[Records from a dataset]
"""

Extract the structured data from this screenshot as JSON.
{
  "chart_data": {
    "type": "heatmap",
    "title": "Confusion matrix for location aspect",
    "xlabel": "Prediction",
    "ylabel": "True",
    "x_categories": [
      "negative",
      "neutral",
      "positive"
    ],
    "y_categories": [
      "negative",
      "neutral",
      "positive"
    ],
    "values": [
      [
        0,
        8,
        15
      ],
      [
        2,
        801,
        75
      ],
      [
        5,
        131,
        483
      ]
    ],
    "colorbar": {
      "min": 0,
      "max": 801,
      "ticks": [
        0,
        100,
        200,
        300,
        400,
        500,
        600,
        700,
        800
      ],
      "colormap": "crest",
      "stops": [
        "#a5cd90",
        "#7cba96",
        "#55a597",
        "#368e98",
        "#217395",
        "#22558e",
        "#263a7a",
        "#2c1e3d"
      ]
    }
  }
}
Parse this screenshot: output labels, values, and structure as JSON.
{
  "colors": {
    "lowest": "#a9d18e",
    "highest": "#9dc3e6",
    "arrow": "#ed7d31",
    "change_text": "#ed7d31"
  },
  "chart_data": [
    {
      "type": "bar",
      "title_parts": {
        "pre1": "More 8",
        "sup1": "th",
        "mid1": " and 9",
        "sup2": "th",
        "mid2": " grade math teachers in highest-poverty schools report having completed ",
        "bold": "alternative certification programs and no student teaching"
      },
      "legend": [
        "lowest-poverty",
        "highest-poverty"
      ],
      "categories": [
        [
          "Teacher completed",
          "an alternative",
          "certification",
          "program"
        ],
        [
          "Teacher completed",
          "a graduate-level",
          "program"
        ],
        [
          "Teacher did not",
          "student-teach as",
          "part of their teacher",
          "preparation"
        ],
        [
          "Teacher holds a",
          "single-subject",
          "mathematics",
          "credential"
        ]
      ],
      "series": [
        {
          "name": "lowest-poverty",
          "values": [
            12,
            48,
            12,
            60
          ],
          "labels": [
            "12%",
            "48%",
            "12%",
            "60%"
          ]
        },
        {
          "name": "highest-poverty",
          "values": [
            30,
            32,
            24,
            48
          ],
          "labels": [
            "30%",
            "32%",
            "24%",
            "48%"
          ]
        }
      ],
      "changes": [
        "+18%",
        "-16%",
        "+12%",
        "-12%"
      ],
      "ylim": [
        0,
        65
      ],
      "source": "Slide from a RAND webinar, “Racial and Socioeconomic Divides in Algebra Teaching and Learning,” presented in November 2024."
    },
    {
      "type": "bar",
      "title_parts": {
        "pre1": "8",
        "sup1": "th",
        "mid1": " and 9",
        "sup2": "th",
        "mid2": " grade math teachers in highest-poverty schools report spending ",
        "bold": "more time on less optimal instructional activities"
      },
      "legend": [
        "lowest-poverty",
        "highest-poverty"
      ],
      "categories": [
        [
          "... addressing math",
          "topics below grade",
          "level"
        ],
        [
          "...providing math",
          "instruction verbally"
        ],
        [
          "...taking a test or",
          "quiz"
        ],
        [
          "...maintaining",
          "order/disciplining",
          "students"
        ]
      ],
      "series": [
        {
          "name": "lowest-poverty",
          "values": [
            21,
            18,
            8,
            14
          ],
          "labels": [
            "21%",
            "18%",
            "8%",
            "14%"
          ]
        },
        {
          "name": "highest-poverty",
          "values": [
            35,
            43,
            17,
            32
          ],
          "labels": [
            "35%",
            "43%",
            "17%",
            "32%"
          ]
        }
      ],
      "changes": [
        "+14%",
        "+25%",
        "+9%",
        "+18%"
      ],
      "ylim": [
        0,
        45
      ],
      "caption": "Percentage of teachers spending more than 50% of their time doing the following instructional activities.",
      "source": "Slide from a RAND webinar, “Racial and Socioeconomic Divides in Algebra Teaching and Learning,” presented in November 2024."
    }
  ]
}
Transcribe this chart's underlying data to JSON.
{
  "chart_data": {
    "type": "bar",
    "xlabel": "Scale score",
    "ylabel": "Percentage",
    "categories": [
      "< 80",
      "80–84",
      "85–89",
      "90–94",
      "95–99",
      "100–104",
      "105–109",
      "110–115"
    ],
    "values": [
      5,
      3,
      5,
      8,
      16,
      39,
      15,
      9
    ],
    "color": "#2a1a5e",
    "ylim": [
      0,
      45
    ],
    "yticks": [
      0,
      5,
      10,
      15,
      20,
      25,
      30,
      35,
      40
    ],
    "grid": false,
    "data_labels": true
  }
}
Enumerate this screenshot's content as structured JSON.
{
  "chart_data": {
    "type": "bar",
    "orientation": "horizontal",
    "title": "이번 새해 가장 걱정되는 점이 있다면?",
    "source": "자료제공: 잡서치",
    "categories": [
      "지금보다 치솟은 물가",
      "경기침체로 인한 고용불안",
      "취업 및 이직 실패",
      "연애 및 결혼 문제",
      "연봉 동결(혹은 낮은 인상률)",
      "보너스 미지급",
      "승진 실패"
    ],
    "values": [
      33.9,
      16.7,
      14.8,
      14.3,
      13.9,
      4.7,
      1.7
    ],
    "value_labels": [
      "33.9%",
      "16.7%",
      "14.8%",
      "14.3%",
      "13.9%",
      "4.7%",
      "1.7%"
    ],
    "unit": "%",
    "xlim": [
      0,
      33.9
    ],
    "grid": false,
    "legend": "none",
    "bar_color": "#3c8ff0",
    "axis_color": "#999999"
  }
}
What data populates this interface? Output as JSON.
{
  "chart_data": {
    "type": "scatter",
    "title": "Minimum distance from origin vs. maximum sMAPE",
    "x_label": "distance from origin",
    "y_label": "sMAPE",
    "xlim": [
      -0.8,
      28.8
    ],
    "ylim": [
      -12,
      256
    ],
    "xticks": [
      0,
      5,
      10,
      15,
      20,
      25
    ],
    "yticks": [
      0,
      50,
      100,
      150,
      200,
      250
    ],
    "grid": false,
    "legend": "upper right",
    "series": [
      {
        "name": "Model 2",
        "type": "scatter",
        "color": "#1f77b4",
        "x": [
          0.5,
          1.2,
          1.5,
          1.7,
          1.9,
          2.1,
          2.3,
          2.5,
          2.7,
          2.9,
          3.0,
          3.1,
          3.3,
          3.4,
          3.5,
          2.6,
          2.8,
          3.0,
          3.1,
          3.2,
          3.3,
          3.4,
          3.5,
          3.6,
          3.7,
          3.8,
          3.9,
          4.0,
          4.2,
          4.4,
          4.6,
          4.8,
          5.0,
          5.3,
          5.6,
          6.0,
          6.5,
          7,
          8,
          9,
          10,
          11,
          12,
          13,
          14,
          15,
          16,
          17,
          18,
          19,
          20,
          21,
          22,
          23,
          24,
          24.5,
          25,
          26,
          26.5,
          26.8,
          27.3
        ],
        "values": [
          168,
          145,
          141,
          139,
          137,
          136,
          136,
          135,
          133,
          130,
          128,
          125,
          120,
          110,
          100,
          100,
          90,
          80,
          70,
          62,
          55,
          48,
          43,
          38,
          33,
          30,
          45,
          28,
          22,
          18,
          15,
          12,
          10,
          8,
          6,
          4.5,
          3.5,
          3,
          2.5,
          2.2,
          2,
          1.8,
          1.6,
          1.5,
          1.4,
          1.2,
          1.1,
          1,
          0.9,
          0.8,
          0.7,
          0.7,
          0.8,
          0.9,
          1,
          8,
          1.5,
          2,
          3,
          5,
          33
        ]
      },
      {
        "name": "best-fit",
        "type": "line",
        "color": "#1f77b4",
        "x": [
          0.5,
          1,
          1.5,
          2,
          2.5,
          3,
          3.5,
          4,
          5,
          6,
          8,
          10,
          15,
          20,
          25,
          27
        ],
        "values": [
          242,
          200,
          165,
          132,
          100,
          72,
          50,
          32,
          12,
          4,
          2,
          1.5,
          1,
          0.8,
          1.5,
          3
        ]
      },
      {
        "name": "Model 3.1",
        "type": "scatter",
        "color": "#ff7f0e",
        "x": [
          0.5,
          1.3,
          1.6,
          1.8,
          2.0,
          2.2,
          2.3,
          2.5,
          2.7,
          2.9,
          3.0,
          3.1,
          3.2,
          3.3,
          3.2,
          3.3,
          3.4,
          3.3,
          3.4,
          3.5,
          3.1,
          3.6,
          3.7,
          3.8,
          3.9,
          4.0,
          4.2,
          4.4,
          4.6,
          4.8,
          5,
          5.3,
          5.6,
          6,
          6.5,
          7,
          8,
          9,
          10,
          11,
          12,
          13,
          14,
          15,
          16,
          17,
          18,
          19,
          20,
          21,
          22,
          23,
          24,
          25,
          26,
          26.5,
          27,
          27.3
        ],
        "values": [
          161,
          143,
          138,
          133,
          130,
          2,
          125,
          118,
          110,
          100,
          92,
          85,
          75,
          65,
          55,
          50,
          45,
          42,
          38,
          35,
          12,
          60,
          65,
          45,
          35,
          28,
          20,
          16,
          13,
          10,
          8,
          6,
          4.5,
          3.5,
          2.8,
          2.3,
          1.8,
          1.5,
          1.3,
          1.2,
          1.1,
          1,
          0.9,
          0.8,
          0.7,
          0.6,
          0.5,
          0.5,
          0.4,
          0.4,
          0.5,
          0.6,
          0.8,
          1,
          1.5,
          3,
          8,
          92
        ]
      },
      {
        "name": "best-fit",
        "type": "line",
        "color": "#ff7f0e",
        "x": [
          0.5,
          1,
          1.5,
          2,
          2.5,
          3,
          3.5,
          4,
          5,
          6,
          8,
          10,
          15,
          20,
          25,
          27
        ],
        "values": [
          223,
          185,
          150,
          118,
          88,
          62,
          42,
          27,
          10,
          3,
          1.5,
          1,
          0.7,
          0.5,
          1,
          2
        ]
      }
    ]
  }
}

"""

- [WHAT IS BEING ASKED]
How many lines of the records contain the string "origin"? Respond with the number alone.

- [ANSWER TO THE TASK]
2